-- Start Passage shown --

Diving Into The Ethereum VM Part 2 — How I Learned To Start Worrying And Count The Storage Cost

9 min readAug 14, 2017

In the first article of this series we’ve peeked into the assembly code of a simple Solidity contract:

contract C {
    uint256 a;    function C() {
      a = 1;
    }
}

This contract boils down to an invocation of the sstore instruction:

// a = 1
sstore(0x0, 0x1)

The EVM stores the value 0x1 in the storage position 0x0.
Each storage position can store exactly 32 bytes (or 256 bits).

If this seems unfamiliar, I recommend reading: Diving Into The Ethereum VM Part 1 — Assembly & Bytecode

In this article we’ll start to look into how Solidity uses chunks of 32 bytes to represent more complex data types like structs and arrays. We’ll also see how storage could be optimized, and how optimization could fail.

In a typical programming language it’s not terribly useful to understand how data types are represented at such a low-level. In Solidity (or any EVM language) this knowledge is crucial because storage access is super expensive:

sstore costs 20000 gas, or ~5000x more expensive than a basic arithmetic instruction.
sload costs 200 gas, or ~100x more expensive than a basic arithmetic instruction.

And by “cost”, we are talking about real money here, not just milliseconds of performance. The cost of running & using your contract is likely to be dominated by sstore and sload!

Parsecs Upon Parsecs of Tape

Turing Machine. Source: http://raganwald.com/

It takes two essential ingredients to build an Universal Computation Machine:

A way to loop, either jump or recursion.
An infinite amount of memory.

The EVM assembly code has jump, and the EVM storage provides the infinite memory. That’s enough for EVERYTHING, including simulating a world that runs a version of Ethereum, which is itself simulating a world that runs Ethereum that is…

The EVM storage for a contract is like an infinite ticker tape, and each slot of the tape holds 32 bytes. Like this:

[32 bytes][32 bytes][32 bytes]...

We’ll see how data lives on the infinite tape.

The length of the tape is 2²⁵⁶, or ~10⁷⁷ storage slots per contract. The number of particles of the observable universe is 10⁸⁰. About 1000 contracts would be enough to hold all those protons, neutrons, and electrons. Don’t believe the marketing hype, as it is a lot shorter than infinity.

The Blank Tape

The storage is initially blank, defaulting to zero. It doesn’t cost you anything to have an infinite tape.

Let’s look at a simple contract to illustrate the zero-value behaviour:

pragma solidity ^0.4.11;contract C {
    uint256 a;
    uint256 b;
    uint256 c;
    uint256 d;
    uint256 e;
    uint256 f;    function C() {
      f = 0xc0fefe;
    }
}

The layout in storage is simple.

The variable a in position 0x0
The variable b in position 0x1
And so on…

The key question: if we only use f, how much do we pay for a, b, c, d, e?

-- End Passage shown --

> **Request**
In the article on Ethereum VM storage costs, how much gas does the sstore instruction cost?

-- Start Data --

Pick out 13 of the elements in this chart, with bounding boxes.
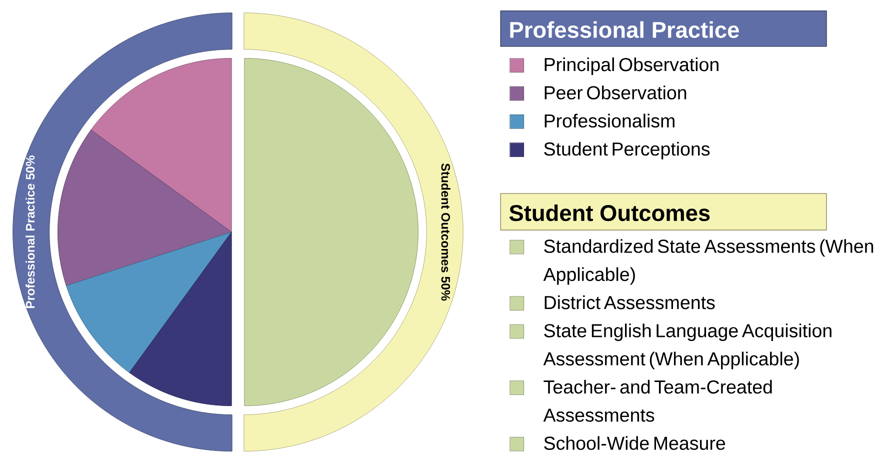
legend-label: Student Perceptions [544, 142, 710, 160]
text: Student Outcomes [509, 204, 710, 222]
text: State English Language Acquisition Assessment (When Applicable) [543, 323, 832, 370]
text: District Assessments [544, 295, 715, 310]
legend-label: Peer Observation [544, 86, 686, 100]
slice-label: Student Outcomes 50% [441, 163, 450, 301]
text: Teacher- and Team-Created Assessments [543, 380, 772, 422]
text: School-Wide Measure [544, 436, 726, 450]
legend-title: Professional Practice [510, 21, 739, 38]
legend-label: Professionalism [544, 114, 674, 128]
legend-label: Principal Observation [544, 57, 718, 75]
slice-label: Professional Practice 50% [26, 155, 35, 308]
text: Standardized State Assessments (When Applicable) [543, 239, 874, 285]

-- End Data --

> **Finished answer**
20000 gas, or about 5000 times more than a basic arithmetic instruction.